§ What the task requires
A faithful transcription of all the data is required.
** Start Records for this task **
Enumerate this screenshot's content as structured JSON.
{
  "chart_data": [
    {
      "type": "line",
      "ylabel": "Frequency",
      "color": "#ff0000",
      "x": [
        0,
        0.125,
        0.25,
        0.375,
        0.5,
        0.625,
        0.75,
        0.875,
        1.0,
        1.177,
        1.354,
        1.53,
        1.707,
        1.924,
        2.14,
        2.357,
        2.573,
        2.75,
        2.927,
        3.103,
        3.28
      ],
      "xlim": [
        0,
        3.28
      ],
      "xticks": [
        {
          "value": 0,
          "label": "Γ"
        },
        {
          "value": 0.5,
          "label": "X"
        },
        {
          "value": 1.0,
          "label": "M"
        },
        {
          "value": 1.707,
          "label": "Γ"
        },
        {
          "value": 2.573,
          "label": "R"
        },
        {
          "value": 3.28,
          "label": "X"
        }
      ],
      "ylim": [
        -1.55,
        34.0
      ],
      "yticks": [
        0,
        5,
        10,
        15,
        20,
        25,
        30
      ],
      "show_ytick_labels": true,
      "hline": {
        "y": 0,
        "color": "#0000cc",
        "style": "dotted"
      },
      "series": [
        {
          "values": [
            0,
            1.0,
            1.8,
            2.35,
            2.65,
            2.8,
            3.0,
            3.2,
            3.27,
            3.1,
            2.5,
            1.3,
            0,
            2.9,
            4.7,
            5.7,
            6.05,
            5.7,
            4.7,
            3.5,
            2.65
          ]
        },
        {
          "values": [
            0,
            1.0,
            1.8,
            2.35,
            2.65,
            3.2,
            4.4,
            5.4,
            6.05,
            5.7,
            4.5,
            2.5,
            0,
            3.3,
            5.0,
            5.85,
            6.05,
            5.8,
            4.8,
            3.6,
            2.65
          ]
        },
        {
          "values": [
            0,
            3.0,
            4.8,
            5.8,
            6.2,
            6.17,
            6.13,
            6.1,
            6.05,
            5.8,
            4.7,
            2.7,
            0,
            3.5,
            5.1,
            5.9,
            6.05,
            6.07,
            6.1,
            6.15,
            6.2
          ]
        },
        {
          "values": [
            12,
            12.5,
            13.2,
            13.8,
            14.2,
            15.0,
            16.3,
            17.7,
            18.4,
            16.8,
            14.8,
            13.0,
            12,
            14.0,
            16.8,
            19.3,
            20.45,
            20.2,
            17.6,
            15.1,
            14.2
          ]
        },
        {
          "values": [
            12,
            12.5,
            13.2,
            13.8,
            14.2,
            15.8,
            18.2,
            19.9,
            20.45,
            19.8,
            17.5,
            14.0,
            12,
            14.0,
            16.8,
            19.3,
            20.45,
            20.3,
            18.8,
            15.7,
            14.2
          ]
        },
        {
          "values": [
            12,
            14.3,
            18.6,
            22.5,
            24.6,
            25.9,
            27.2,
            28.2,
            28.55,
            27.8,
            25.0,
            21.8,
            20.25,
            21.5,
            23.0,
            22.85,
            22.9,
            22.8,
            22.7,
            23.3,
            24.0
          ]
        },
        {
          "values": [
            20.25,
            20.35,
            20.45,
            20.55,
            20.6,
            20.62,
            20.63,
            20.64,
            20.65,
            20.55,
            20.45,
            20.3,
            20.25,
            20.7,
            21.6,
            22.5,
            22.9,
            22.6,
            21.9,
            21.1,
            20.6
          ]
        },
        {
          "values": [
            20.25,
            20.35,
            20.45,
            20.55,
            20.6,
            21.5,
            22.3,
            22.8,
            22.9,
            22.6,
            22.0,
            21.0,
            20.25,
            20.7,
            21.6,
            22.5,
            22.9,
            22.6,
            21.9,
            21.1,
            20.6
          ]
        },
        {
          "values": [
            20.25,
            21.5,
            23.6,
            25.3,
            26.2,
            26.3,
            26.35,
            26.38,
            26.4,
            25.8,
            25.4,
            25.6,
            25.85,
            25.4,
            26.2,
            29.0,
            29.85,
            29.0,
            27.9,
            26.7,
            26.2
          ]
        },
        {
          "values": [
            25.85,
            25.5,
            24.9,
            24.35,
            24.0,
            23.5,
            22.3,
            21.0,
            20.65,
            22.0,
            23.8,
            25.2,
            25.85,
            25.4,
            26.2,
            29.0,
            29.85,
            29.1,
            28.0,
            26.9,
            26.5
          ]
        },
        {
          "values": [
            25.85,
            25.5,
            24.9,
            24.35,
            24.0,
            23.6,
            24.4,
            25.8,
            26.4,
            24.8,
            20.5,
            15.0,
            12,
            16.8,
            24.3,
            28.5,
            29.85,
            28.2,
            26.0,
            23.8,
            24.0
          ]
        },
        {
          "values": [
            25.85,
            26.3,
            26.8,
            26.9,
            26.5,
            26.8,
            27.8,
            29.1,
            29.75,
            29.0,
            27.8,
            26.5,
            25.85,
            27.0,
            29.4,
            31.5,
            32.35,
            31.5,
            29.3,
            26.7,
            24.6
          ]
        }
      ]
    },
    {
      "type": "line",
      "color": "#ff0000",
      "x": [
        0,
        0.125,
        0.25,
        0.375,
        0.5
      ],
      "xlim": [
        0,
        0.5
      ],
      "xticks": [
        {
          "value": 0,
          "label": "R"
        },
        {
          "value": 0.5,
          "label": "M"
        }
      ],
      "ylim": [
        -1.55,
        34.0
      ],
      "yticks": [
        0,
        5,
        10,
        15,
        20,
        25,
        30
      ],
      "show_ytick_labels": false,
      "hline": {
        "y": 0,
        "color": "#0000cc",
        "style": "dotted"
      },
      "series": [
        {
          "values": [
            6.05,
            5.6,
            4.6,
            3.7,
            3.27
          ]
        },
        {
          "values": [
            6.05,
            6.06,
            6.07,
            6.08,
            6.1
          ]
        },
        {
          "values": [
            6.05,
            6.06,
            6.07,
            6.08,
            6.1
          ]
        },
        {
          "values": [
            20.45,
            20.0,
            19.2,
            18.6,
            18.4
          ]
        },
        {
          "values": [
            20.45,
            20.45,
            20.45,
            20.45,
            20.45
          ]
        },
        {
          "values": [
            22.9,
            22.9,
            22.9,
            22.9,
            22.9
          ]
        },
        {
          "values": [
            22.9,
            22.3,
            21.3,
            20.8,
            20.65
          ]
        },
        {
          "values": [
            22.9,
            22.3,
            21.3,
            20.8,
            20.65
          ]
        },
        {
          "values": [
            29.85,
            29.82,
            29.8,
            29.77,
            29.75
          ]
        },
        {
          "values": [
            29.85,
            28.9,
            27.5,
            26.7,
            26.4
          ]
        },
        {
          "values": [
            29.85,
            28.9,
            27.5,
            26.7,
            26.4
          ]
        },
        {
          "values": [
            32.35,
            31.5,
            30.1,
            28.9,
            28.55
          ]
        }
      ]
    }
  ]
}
** End Records for this task **
§ Completed exercise
Enumerate this screenshot's content as structured JSON.
{
  "chart_data": [
    {
      "type": "line",
      "ylabel": "Frequency",
      "color": "#ff0000",
      "x": [
        0,
        0.125,
        0.25,
        0.375,
        0.5,
        0.625,
        0.75,
        0.875,
        1.0,
        1.177,
        1.354,
        1.53,
        1.707,
        1.924,
        2.14,
        2.357,
        2.573,
        2.75,
        2.927,
        3.103,
        3.28
      ],
      "xlim": [
        0,
        3.28
      ],
      "xticks": [
        {
          "value": 0,
          "label": "Γ"
        },
        {
          "value": 0.5,
          "label": "X"
        },
        {
          "value": 1.0,
          "label": "M"
        },
        {
          "value": 1.707,
          "label": "Γ"
        },
        {
          "value": 2.573,
          "label": "R"
        },
        {
          "value": 3.28,
          "label": "X"
        }
      ],
      "ylim": [
        -1.55,
        34.0
      ],
      "yticks": [
        0,
        5,
        10,
        15,
        20,
        25,
        30
      ],
      "show_ytick_labels": true,
      "hline": {
        "y": 0,
        "color": "#0000cc",
        "style": "dotted"
      },
      "series": [
        {
          "values": [
            0,
            1.0,
            1.8,
            2.35,
            2.65,
            2.8,
            3.0,
            3.2,
            3.27,
            3.1,
            2.5,
            1.3,
            0,
            2.9,
            4.7,
            5.7,
            6.05,
            5.7,
            4.7,
            3.5,
            2.65
          ]
        },
        {
          "values": [
            0,
            1.0,
            1.8,
            2.35,
            2.65,
            3.2,
            4.4,
            5.4,
            6.05,
            5.7,
            4.5,
            2.5,
            0,
            3.3,
            5.0,
            5.85,
            6.05,
            5.8,
            4.8,
            3.6,
            2.65
          ]
        },
        {
          "values": [
            0,
            3.0,
            4.8,
            5.8,
            6.2,
            6.17,
            6.13,
            6.1,
            6.05,
            5.8,
            4.7,
            2.7,
            0,
            3.5,
            5.1,
            5.9,
            6.05,
            6.07,
            6.1,
            6.15,
            6.2
          ]
        },
        {
          "values": [
            12,
            12.5,
            13.2,
            13.8,
            14.2,
            15.0,
            16.3,
            17.7,
            18.4,
            16.8,
            14.8,
            13.0,
            12,
            14.0,
            16.8,
            19.3,
            20.45,
            20.2,
            17.6,
            15.1,
            14.2
          ]
        },
        {
          "values": [
            12,
            12.5,
            13.2,
            13.8,
            14.2,
            15.8,
            18.2,
            19.9,
            20.45,
            19.8,
            17.5,
            14.0,
            12,
            14.0,
            16.8,
            19.3,
            20.45,
            20.3,
            18.8,
            15.7,
            14.2
          ]
        },
        {
          "values": [
            12,
            14.3,
            18.6,
            22.5,
            24.6,
            25.9,
            27.2,
            28.2,
            28.55,
            27.8,
            25.0,
            21.8,
            20.25,
            21.5,
            23.0,
            22.85,
            22.9,
            22.8,
            22.7,
            23.3,
            24.0
          ]
        },
        {
          "values": [
            20.25,
            20.35,
            20.45,
            20.55,
            20.6,
            20.62,
            20.63,
            20.64,
            20.65,
            20.55,
            20.45,
            20.3,
            20.25,
            20.7,
            21.6,
            22.5,
            22.9,
            22.6,
            21.9,
            21.1,
            20.6
          ]
        },
        {
          "values": [
            20.25,
            20.35,
            20.45,
            20.55,
            20.6,
            21.5,
            22.3,
            22.8,
            22.9,
            22.6,
            22.0,
            21.0,
            20.25,
            20.7,
            21.6,
            22.5,
            22.9,
            22.6,
            21.9,
            21.1,
            20.6
          ]
        },
        {
          "values": [
            20.25,
            21.5,
            23.6,
            25.3,
            26.2,
            26.3,
            26.35,
            26.38,
            26.4,
            25.8,
            25.4,
            25.6,
            25.85,
            25.4,
            26.2,
            29.0,
            29.85,
            29.0,
            27.9,
            26.7,
            26.2
          ]
        },
        {
          "values": [
            25.85,
            25.5,
            24.9,
            24.35,
            24.0,
            23.5,
            22.3,
            21.0,
            20.65,
            22.0,
            23.8,
            25.2,
            25.85,
            25.4,
            26.2,
            29.0,
            29.85,
            29.1,
            28.0,
            26.9,
            26.5
          ]
        },
        {
          "values": [
            25.85,
            25.5,
            24.9,
            24.35,
            24.0,
            23.6,
            24.4,
            25.8,
            26.4,
            24.8,
            20.5,
            15.0,
            12,
            16.8,
            24.3,
            28.5,
            29.85,
            28.2,
            26.0,
            23.8,
            24.0
          ]
        },
        {
          "values": [
            25.85,
            26.3,
            26.8,
            26.9,
            26.5,
            26.8,
            27.8,
            29.1,
            29.75,
            29.0,
            27.8,
            26.5,
            25.85,
            27.0,
            29.4,
            31.5,
            32.35,
            31.5,
            29.3,
            26.7,
            24.6
          ]
        }
      ]
    },
    {
      "type": "line",
      "color": "#ff0000",
      "x": [
        0,
        0.125,
        0.25,
        0.375,
        0.5
      ],
      "xlim": [
        0,
        0.5
      ],
      "xticks": [
        {
          "value": 0,
          "label": "R"
        },
        {
          "value": 0.5,
          "label": "M"
        }
      ],
      "ylim": [
        -1.55,
        34.0
      ],
      "yticks": [
        0,
        5,
        10,
        15,
        20,
        25,
        30
      ],
      "show_ytick_labels": false,
      "hline": {
        "y": 0,
        "color": "#0000cc",
        "style": "dotted"
      },
      "series": [
        {
          "values": [
            6.05,
            5.6,
            4.6,
            3.7,
            3.27
          ]
        },
        {
          "values": [
            6.05,
            6.06,
            6.07,
            6.08,
            6.1
          ]
        },
        {
          "values": [
            6.05,
            6.06,
            6.07,
            6.08,
            6.1
          ]
        },
        {
          "values": [
            20.45,
            20.0,
            19.2,
            18.6,
            18.4
          ]
        },
        {
          "values": [
            20.45,
            20.45,
            20.45,
            20.45,
            20.45
          ]
        },
        {
          "values": [
            22.9,
            22.9,
            22.9,
            22.9,
            22.9
          ]
        },
        {
          "values": [
            22.9,
            22.3,
            21.3,
            20.8,
            20.65
          ]
        },
        {
          "values": [
            22.9,
            22.3,
            21.3,
            20.8,
            20.65
          ]
        },
        {
          "values": [
            29.85,
            29.82,
            29.8,
            29.77,
            29.75
          ]
        },
        {
          "values": [
            29.85,
            28.9,
            27.5,
            26.7,
            26.4
          ]
        },
        {
          "values": [
            29.85,
            28.9,
            27.5,
            26.7,
            26.4
          ]
        },
        {
          "values": [
            32.35,
            31.5,
            30.1,
            28.9,
            28.55
          ]
        }
      ]
    }
  ]
}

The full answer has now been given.